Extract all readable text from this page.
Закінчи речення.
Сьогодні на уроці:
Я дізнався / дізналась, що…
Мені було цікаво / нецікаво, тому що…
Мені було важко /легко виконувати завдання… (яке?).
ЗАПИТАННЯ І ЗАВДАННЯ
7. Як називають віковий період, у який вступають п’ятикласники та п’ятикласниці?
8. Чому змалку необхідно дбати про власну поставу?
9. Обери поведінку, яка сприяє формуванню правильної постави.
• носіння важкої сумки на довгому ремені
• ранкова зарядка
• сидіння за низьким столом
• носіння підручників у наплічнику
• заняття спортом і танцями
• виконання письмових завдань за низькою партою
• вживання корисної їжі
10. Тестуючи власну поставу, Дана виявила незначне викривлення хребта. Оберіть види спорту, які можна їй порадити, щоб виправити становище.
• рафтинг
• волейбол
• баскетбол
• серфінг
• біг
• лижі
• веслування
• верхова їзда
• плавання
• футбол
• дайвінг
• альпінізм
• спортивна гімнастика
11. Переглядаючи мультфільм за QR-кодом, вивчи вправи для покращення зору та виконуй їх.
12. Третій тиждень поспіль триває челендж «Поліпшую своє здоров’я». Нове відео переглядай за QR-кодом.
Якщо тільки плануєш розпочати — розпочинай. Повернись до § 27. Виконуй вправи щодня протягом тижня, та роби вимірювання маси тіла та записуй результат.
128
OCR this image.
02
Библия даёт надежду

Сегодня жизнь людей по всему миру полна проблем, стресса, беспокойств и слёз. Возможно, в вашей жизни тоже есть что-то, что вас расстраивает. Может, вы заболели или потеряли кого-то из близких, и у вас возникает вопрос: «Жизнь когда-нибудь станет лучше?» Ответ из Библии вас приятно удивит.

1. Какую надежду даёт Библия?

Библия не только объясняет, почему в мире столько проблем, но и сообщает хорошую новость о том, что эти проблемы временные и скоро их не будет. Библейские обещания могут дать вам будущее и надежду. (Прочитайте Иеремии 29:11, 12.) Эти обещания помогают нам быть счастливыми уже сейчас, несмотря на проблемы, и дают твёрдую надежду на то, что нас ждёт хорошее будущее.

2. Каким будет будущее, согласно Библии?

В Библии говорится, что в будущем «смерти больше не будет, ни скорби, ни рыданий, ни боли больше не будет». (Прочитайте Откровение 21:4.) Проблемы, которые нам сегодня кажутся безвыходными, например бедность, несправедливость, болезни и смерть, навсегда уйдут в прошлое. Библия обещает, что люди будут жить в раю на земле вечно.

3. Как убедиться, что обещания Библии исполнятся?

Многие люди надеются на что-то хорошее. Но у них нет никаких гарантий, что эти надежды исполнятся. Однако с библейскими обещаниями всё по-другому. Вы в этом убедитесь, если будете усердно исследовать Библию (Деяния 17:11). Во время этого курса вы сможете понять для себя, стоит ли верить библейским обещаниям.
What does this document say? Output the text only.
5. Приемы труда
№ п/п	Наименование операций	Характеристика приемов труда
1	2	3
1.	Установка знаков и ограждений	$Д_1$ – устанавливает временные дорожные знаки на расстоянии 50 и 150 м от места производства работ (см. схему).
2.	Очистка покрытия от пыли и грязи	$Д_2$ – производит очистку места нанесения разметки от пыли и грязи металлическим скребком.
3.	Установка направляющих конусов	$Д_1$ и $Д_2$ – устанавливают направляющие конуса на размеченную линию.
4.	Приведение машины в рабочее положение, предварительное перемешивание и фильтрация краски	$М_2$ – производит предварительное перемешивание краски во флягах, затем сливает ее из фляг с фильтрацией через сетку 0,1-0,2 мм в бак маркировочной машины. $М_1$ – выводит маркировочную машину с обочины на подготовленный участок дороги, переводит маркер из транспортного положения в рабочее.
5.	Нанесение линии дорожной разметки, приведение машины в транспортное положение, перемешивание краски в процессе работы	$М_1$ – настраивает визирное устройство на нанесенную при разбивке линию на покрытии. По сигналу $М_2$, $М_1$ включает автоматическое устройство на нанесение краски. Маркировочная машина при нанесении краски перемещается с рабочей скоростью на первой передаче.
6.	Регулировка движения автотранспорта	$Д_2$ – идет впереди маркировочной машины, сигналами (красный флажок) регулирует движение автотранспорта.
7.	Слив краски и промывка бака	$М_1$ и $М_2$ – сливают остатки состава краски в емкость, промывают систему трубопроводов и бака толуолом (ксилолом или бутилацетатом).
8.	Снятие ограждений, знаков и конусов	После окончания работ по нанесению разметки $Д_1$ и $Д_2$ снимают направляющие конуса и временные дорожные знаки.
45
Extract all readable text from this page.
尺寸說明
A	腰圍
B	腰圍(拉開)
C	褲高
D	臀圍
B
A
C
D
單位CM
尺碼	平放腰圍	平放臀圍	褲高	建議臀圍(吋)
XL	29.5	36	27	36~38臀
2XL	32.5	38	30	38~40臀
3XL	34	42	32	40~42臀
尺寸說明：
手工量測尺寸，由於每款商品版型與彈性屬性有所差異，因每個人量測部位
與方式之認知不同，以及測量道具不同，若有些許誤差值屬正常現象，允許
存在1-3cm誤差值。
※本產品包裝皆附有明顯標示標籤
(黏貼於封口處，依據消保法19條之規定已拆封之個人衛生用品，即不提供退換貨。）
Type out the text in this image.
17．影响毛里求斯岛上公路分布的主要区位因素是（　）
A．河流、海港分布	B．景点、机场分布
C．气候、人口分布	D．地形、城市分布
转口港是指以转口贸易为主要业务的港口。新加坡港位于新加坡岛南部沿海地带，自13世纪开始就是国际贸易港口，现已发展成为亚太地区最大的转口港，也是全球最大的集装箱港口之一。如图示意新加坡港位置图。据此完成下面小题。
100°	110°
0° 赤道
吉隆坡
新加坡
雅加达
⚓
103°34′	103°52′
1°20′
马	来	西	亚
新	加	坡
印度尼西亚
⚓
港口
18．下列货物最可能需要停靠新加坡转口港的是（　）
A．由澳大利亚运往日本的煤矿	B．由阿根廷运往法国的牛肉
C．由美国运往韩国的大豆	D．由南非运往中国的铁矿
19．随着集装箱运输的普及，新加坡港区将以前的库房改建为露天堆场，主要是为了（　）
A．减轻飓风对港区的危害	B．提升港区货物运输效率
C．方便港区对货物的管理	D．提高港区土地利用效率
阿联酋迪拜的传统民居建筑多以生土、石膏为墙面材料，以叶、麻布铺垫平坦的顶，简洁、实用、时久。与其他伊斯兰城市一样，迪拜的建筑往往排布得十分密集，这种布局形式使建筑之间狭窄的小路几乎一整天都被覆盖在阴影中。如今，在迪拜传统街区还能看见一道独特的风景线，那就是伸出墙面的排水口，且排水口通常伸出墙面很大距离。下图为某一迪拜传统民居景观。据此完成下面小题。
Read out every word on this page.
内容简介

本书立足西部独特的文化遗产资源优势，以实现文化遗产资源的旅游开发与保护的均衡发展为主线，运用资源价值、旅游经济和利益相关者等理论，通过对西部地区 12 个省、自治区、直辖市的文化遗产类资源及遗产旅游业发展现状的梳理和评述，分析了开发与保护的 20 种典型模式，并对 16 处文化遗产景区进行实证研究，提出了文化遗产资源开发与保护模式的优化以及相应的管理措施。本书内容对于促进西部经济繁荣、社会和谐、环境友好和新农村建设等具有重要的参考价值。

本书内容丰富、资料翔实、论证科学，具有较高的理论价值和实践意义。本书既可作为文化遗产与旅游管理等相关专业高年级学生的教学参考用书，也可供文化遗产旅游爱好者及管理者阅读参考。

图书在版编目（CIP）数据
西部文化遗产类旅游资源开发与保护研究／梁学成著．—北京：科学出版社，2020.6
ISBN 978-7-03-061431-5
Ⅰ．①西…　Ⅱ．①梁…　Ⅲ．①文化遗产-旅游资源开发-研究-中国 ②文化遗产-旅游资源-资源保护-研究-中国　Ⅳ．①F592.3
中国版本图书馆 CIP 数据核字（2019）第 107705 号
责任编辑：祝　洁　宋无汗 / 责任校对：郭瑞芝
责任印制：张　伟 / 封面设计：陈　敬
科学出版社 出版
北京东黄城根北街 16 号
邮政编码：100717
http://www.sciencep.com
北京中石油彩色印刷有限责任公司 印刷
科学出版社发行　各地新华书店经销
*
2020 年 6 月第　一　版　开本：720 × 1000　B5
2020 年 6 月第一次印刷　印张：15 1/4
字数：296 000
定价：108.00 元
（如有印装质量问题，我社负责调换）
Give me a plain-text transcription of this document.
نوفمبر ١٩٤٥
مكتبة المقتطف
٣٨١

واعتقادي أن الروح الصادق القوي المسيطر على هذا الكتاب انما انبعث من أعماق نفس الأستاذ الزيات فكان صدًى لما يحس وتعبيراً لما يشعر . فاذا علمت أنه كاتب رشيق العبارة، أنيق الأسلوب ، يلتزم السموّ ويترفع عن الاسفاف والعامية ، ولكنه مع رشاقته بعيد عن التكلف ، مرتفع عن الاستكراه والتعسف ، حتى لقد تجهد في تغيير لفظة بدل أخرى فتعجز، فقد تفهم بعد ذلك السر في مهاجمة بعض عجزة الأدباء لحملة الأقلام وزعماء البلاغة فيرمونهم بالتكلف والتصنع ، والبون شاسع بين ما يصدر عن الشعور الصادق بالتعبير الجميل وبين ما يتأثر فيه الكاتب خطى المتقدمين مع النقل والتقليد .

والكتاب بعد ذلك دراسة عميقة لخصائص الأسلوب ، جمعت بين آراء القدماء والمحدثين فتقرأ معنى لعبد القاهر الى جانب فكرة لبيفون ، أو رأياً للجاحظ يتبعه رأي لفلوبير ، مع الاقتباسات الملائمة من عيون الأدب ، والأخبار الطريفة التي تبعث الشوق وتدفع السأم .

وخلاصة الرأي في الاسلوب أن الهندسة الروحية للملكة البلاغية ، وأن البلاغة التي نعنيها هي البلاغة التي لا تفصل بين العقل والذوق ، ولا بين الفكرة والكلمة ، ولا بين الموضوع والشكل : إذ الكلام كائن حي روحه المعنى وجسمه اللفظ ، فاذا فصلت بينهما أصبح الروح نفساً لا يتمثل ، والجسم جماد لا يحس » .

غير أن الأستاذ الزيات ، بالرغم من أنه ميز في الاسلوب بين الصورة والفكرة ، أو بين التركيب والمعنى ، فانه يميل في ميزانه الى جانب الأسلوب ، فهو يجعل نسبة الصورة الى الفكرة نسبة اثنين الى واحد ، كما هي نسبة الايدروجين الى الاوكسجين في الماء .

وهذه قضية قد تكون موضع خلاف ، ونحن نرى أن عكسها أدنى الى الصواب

_What you will do_
Go through the data and gather every line that holds "направляющие".

_Correct answer_
3.	Установка направляющих конусов	$Д_1$ и $Д_2$ – устанавливают направляющие конуса на размеченную линию.
8.	Снятие ограждений, знаков и конусов	После окончания работ по нанесению разметки $Д_1$ и $Д_2$ снимают направляющие конуса и временные дорожные знаки.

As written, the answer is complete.